Nonrenal toxicities of acetaminophen, aspirin, and nonsteroidal anti-inflammatory agents

Abstract

Approximately 2% of the United States population consumes an analgesic, antipyretic, or nonsteroidal antiinflammatory drug (NSAID) each day. Aspirin and acetaminophen have been available to the public without a prescription (over-the-counter) for decades, while most NSAIDs are still only available with a prescription from a physician. The recent trend of switching NSAIDs from prescription to over-the-counter status may be perceived by some as an indication of their inherent safety. However, all these agents have been associated with a unique but overlapping safety profile. In fact, significant adverse events (AEs) on multiple organ systems, including the kidney and gastrointestinal tract, have been reported with most of these agents. In this review, the incidence of the nonrenal AEs of aspirin, acetaminophen, and selected NSAIDs are tabulated. The strengths of the causative associations are highlighted, the relative risks for the gastrointestinal and cardiovascular AEs are discussed, and the relationship to patient risk factors and drug characteristics, such as dose and half-life, are reviewed. The selection of the optimal agent for an individual patient depends on the balance between the desired pharmacodynamic response, the patient's pharmacotherapy history, and the degree of AE risk one is willing to accept. Therapy should be initiated in all settings with the lowest possible dosage since the incidence of the major AEs is dose related.

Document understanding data
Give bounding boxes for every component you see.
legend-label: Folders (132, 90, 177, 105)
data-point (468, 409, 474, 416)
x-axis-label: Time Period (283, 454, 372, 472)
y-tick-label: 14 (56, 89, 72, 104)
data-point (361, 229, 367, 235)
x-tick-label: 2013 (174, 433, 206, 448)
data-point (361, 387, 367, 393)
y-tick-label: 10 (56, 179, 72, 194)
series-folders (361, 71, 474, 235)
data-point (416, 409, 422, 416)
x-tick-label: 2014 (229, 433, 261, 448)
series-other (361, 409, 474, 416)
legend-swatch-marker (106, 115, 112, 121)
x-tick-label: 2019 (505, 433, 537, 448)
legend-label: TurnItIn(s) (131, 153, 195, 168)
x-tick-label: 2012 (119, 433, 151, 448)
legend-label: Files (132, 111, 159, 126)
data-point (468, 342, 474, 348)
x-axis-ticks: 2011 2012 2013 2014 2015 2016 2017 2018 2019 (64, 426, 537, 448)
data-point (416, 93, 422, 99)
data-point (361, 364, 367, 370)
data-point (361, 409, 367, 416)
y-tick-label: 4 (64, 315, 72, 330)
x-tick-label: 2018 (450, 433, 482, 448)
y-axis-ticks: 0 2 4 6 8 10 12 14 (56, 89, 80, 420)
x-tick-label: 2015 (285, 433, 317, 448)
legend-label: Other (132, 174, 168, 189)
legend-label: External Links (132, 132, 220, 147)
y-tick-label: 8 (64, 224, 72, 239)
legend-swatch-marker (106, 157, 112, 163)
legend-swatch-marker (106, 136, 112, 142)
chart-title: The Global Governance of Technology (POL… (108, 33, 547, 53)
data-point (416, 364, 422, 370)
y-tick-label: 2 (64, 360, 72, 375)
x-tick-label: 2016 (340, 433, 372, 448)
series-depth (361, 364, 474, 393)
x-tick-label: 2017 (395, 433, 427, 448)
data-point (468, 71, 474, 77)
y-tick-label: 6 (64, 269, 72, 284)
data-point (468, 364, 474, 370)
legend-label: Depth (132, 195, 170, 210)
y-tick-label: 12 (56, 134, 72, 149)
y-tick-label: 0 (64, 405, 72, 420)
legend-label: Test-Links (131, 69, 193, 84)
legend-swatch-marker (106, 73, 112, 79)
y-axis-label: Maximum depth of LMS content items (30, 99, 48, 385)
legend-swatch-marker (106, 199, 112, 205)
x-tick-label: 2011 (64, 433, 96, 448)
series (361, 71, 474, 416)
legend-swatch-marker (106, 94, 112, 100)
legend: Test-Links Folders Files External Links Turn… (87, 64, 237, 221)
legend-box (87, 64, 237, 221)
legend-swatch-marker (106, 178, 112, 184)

» **TASKS FOR THIS EXERCISE**:
- 1) According to the NSAID abstract, what three things does choosing the best agent for a patient balance?
- 2) Answer these questions from the NSAID abstract:
(a) About what share of the United States population takes an analgesic, antipyretic, or NSAID each day?
(b) Which two agents have been sold without a prescription for decades?
(c) Why should therapy begin with the lowest possible dosage?
You do not need the data for any of this.

» **SOLUTIONS TO THE EXERCISE**:
- 1)
- The desired pharmacodynamic response
- The patient's pharmacotherapy history
- The degree of adverse event risk one is willing to accept

- 2)
(a) Approximately 2%.
(b) Aspirin and acetaminophen.
(c) Because the incidence of the major adverse events is dose related.